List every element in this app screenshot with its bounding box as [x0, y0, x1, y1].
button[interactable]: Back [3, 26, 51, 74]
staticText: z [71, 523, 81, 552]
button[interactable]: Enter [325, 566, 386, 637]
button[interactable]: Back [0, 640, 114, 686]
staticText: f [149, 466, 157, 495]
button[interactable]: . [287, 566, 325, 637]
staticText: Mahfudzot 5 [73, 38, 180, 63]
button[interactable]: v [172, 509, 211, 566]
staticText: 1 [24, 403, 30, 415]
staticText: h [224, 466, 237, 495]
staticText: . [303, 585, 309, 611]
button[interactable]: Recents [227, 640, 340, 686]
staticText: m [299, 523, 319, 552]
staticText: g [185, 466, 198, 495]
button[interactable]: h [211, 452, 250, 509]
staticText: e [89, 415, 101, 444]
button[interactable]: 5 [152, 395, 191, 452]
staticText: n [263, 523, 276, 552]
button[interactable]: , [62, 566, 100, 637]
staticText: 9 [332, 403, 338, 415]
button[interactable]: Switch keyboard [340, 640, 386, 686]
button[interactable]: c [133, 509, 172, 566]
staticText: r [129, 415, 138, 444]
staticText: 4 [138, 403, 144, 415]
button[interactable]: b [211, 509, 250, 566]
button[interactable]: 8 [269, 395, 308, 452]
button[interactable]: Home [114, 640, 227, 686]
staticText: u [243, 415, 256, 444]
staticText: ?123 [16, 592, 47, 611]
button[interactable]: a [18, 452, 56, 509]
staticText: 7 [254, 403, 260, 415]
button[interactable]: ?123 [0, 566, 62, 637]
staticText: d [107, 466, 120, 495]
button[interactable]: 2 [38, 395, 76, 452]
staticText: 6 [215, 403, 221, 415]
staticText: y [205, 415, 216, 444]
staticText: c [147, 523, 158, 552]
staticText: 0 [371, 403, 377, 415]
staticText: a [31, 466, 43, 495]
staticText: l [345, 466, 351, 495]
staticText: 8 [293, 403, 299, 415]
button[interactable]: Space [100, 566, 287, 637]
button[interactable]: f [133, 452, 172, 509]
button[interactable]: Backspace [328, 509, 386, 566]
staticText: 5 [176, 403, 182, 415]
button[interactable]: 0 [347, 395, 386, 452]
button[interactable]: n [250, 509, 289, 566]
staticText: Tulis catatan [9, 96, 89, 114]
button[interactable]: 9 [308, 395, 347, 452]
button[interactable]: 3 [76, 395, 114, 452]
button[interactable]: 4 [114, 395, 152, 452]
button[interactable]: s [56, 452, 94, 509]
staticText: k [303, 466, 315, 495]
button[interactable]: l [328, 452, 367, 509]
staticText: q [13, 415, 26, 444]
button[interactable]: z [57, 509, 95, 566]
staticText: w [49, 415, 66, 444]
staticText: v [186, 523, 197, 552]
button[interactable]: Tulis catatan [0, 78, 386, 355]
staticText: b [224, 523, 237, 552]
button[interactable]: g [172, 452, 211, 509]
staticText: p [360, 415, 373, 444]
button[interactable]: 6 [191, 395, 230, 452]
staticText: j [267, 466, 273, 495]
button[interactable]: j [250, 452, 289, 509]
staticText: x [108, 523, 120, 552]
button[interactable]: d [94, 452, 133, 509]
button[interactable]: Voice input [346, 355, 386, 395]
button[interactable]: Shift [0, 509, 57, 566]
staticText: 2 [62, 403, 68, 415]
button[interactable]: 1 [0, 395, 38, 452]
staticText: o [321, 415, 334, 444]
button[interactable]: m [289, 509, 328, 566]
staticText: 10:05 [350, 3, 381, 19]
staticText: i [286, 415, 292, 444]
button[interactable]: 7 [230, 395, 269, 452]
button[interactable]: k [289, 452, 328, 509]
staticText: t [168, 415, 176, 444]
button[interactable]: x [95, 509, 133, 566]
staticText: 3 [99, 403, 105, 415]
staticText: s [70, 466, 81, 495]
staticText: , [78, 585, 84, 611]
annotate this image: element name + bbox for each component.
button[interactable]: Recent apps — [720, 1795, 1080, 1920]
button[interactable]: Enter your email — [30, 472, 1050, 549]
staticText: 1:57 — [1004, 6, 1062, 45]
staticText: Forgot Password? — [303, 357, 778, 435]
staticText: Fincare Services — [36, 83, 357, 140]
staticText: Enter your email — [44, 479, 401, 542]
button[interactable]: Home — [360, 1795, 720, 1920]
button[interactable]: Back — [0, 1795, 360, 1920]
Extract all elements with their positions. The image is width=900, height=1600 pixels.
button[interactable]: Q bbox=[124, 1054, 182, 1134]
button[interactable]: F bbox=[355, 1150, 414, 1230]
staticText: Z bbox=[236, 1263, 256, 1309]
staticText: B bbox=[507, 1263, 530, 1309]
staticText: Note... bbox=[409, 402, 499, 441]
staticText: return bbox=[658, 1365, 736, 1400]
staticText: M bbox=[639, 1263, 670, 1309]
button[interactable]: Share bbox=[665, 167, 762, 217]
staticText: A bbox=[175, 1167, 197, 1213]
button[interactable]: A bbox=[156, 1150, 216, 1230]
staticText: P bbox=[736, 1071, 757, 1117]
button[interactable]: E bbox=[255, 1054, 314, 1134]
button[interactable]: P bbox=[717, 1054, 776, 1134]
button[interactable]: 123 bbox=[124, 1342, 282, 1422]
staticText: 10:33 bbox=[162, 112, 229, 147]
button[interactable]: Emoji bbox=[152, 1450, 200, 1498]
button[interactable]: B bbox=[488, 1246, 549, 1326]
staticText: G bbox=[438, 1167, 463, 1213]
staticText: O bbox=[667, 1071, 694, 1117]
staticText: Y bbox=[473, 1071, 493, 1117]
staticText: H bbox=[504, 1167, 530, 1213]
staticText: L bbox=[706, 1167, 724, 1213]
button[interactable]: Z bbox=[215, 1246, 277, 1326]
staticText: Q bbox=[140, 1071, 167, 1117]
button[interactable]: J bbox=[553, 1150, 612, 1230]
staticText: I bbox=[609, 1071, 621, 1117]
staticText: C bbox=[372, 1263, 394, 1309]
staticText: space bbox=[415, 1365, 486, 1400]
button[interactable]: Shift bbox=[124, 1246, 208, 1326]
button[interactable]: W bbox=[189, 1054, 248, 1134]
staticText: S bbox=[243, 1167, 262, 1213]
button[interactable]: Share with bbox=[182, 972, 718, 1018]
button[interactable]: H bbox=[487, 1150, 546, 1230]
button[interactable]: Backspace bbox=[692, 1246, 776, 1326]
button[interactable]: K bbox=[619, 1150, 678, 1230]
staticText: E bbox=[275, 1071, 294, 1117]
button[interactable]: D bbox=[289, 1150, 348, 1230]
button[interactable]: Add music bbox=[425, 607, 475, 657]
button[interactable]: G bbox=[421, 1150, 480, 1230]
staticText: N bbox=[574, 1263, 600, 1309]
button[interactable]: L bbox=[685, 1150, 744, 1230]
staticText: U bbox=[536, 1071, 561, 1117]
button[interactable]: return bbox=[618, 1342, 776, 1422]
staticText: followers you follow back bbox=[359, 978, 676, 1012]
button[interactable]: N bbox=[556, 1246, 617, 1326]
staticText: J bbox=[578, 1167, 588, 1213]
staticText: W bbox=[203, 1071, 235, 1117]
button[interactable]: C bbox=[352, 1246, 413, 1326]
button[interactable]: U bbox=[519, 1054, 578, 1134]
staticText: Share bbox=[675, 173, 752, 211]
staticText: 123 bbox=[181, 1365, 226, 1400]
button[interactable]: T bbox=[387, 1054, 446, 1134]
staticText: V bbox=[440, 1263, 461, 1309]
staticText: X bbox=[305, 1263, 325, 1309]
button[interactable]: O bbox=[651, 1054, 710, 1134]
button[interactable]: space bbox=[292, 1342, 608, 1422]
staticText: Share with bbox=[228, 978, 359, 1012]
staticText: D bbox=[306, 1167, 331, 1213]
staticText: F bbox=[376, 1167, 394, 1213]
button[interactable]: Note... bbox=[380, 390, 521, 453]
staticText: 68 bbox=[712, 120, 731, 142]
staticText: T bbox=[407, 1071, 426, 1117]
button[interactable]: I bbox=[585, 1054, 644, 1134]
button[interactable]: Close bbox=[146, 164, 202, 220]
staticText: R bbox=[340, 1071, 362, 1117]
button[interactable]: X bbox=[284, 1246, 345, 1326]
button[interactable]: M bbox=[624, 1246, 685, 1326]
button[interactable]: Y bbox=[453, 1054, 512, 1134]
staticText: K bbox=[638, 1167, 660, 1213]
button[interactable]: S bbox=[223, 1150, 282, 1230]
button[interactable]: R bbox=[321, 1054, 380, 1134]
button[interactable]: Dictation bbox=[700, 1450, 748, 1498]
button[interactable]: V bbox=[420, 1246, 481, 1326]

----------

What you have to do: List in full every line of the entries above that contains the string "catatan". Treat uppercase and lowercase as different.

Finished exercise:
staticText: Tulis catatan [9, 96, 89, 114]
button[interactable]: Tulis catatan [0, 78, 386, 355]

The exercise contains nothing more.